--- Begin DATASET ROWS ---
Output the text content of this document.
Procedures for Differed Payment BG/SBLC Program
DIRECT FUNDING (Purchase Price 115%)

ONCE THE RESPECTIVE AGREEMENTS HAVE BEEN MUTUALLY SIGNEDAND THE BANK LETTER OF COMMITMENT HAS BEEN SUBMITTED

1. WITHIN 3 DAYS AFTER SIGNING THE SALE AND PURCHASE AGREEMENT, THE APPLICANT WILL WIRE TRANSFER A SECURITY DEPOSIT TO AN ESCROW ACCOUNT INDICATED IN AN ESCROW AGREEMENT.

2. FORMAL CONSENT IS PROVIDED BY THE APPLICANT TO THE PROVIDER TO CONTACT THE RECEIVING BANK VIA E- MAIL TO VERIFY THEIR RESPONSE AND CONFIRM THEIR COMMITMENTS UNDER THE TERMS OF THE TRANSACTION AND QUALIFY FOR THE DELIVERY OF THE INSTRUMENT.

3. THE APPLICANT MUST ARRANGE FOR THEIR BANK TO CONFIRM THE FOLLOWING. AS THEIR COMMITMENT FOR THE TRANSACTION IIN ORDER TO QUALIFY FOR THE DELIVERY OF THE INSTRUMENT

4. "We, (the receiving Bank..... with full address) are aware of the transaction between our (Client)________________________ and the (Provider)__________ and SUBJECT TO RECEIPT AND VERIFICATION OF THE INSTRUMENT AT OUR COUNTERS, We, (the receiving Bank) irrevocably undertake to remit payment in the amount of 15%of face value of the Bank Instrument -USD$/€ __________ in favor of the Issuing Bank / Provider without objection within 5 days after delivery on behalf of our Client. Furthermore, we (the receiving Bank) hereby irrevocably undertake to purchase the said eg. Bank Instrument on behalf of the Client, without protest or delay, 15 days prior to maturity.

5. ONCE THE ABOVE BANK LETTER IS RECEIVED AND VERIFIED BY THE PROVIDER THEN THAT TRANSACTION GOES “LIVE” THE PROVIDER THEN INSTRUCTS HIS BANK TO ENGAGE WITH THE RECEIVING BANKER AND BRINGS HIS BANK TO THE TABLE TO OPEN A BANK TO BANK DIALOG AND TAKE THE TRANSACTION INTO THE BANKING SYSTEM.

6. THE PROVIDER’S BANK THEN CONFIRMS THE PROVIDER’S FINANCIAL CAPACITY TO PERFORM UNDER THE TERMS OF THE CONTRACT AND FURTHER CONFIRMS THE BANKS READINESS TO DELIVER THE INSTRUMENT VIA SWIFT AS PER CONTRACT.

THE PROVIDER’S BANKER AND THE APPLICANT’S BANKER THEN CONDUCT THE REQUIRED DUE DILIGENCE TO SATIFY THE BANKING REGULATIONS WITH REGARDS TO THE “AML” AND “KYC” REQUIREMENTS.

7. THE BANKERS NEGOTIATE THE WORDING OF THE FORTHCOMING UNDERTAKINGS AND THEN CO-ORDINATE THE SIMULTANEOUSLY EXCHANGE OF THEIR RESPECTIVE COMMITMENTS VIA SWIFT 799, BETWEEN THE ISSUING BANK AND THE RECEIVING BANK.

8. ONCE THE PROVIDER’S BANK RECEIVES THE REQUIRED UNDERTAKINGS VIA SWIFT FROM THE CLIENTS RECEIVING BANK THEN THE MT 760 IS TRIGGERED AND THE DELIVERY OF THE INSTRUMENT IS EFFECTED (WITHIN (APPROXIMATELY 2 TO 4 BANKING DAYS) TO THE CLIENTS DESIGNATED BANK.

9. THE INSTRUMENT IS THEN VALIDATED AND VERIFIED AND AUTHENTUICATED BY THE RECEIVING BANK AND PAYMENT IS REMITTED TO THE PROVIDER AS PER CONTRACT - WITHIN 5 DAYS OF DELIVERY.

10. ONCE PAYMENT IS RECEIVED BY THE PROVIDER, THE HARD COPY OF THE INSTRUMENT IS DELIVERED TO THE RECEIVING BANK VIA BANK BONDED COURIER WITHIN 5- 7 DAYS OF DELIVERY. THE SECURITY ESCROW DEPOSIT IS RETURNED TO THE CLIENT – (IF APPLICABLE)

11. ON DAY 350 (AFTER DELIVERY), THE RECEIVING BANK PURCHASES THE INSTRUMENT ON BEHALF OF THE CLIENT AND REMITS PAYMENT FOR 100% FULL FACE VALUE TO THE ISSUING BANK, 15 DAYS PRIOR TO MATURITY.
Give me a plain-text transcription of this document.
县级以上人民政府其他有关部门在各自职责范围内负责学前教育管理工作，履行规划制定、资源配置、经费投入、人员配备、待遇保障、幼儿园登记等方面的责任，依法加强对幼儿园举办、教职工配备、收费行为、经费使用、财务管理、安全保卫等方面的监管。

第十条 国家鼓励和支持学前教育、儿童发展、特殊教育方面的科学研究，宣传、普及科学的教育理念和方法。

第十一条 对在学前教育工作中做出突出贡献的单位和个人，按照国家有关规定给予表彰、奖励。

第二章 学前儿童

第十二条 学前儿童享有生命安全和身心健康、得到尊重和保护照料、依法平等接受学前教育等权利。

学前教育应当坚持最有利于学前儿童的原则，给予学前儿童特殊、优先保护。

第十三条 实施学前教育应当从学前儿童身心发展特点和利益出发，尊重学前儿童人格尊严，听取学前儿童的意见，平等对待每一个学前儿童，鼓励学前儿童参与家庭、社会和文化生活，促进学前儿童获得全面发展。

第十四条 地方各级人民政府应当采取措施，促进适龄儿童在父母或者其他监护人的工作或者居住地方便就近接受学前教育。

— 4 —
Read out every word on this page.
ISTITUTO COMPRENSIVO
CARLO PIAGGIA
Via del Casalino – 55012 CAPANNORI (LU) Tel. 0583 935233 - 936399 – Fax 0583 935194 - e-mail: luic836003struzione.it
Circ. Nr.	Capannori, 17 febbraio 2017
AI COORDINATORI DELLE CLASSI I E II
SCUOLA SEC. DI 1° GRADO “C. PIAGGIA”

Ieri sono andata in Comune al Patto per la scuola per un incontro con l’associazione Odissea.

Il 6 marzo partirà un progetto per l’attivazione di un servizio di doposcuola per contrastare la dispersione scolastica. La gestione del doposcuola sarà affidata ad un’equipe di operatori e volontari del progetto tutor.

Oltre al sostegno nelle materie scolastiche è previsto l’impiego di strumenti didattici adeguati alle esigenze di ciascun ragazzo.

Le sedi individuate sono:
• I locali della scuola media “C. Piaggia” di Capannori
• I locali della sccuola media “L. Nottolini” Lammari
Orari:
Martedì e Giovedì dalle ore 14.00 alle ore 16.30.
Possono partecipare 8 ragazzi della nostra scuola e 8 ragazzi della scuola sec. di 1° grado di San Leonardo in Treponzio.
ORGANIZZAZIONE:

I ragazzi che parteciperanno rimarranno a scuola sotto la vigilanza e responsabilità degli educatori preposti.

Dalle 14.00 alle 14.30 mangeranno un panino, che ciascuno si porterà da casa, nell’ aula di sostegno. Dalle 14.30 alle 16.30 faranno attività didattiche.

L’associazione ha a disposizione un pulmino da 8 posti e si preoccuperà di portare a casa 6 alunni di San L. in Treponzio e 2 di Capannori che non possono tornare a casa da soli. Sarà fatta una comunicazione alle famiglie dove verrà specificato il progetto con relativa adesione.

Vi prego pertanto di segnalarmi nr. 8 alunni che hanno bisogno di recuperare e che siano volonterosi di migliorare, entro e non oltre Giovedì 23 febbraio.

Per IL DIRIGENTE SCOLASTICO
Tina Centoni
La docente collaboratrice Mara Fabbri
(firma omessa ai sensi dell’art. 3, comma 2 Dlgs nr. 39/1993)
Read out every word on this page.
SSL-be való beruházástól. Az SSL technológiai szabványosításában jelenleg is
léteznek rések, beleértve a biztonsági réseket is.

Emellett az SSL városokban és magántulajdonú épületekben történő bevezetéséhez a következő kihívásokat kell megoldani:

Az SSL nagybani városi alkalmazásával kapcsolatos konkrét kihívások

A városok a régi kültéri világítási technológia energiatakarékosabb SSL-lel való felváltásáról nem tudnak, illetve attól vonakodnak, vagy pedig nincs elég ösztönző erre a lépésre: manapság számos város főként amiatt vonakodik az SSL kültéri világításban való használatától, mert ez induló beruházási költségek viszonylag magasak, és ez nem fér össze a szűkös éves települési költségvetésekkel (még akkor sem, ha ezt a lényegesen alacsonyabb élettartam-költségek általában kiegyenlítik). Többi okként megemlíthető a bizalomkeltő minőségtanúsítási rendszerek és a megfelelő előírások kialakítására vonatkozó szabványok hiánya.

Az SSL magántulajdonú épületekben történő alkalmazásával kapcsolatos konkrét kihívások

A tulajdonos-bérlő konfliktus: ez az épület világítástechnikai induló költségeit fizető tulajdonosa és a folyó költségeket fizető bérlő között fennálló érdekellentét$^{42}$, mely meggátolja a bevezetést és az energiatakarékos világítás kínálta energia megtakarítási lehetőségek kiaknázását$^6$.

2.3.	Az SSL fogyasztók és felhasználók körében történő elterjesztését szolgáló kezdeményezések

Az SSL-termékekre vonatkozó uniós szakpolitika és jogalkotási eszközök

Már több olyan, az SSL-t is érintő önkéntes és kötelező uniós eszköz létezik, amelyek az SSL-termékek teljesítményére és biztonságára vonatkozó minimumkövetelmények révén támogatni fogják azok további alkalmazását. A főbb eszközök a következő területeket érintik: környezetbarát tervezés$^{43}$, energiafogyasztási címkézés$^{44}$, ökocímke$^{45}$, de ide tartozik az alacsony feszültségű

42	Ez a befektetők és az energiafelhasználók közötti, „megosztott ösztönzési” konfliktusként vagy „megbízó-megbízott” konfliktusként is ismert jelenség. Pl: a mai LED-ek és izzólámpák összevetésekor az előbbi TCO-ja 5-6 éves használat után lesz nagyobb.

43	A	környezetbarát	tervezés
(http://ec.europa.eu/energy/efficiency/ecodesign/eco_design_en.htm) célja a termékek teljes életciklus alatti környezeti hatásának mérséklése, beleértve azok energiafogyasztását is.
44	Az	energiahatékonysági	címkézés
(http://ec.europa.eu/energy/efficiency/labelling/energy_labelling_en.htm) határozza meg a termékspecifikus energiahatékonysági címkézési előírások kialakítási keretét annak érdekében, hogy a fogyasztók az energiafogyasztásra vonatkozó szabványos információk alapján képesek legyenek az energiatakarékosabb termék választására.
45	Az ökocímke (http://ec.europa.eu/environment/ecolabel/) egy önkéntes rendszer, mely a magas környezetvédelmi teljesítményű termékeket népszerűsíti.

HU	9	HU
--- End DATASET ROWS ---
> WRITTEN TASK:
Your answer should be a single number: the count of lines in the material above that contain "europa".

> EXERCISE OUTPUT:
3